=== EXERCISE OBJECTIVE ===
Extract each line where the string "title" shows up.

[Records contained in a dataset]
§

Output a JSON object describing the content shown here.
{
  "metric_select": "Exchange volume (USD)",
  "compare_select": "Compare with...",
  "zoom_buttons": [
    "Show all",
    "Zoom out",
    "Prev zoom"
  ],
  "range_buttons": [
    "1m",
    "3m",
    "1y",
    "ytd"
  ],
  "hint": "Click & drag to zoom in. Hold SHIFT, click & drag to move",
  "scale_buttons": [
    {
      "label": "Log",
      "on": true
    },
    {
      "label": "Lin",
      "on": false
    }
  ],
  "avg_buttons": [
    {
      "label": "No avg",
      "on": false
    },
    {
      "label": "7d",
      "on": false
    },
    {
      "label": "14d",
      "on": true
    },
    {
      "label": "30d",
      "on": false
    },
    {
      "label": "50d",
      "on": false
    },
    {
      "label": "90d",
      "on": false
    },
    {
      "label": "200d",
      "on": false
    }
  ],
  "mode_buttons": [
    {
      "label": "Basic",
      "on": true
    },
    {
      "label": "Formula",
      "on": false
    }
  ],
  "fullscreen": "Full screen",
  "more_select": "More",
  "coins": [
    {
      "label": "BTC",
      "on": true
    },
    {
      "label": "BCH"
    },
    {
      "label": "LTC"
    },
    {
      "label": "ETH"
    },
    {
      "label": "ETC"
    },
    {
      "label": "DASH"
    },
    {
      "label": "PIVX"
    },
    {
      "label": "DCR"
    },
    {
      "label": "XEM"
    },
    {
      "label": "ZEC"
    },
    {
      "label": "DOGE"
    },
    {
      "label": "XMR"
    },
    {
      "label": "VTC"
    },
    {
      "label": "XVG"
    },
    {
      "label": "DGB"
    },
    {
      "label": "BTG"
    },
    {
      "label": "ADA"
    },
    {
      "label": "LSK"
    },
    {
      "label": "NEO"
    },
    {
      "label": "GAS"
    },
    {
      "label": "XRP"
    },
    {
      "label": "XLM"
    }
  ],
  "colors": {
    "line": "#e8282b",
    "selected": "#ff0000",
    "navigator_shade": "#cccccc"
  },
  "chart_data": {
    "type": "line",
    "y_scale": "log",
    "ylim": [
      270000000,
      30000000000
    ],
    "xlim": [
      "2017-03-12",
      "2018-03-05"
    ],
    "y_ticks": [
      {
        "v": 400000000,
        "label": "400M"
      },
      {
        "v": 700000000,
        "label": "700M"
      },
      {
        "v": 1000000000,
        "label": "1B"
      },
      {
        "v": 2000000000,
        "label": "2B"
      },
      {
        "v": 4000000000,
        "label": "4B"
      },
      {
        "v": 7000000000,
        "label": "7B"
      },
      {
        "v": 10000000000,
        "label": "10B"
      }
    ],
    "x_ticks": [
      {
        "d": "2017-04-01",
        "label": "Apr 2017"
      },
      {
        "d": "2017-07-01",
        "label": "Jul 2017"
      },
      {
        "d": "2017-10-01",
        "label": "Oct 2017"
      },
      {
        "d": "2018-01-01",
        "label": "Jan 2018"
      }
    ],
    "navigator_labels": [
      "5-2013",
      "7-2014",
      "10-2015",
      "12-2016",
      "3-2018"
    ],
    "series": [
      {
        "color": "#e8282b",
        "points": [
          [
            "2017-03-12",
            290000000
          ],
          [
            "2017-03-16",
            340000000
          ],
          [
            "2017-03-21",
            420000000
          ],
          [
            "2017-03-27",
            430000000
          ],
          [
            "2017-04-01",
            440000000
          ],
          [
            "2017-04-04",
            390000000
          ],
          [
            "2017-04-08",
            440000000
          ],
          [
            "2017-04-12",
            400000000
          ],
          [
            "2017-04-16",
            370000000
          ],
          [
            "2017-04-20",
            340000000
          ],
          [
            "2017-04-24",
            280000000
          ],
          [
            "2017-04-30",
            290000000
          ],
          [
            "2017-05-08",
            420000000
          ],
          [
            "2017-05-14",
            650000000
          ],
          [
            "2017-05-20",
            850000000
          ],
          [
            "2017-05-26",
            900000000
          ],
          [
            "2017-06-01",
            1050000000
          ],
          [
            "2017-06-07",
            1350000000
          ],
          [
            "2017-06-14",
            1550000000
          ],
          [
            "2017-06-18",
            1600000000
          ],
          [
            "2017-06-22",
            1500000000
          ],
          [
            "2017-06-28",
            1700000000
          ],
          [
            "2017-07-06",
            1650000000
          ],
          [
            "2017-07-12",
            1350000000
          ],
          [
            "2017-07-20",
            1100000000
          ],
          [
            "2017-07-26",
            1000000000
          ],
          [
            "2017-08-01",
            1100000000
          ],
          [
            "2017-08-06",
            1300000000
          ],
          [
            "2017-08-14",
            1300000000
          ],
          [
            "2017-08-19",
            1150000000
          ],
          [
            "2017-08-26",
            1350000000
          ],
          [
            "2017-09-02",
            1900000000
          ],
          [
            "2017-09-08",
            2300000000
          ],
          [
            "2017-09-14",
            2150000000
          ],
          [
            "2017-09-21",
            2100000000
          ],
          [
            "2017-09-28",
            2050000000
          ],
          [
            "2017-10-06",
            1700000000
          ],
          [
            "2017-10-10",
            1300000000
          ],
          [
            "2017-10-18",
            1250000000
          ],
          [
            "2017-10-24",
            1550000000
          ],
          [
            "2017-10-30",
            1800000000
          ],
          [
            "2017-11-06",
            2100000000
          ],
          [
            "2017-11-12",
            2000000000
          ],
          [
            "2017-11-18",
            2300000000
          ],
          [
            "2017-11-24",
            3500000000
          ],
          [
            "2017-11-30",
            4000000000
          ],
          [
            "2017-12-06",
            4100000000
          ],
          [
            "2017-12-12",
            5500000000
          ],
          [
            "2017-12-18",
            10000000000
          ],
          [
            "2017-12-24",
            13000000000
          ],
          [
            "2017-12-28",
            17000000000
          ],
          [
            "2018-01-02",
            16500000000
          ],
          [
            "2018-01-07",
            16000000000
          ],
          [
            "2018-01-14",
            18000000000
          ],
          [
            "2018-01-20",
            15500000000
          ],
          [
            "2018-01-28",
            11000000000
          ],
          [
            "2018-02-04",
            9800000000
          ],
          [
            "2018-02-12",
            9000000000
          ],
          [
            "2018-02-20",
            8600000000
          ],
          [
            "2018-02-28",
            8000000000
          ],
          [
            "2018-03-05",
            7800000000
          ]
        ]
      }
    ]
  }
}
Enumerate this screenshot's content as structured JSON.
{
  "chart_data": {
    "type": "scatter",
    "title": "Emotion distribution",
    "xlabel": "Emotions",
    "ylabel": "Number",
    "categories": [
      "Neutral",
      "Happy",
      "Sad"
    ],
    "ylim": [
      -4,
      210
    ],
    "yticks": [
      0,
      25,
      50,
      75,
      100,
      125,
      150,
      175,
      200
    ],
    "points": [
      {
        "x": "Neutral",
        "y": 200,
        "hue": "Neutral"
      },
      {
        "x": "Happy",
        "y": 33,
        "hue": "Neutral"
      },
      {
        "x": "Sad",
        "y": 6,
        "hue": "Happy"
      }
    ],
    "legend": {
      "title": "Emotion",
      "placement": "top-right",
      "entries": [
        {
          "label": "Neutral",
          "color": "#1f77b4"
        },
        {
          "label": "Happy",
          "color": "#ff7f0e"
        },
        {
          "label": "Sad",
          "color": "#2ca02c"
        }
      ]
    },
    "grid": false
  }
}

§

=== COMPLETE ANSWER ===
    "title": "Emotion distribution",
      "title": "Emotion",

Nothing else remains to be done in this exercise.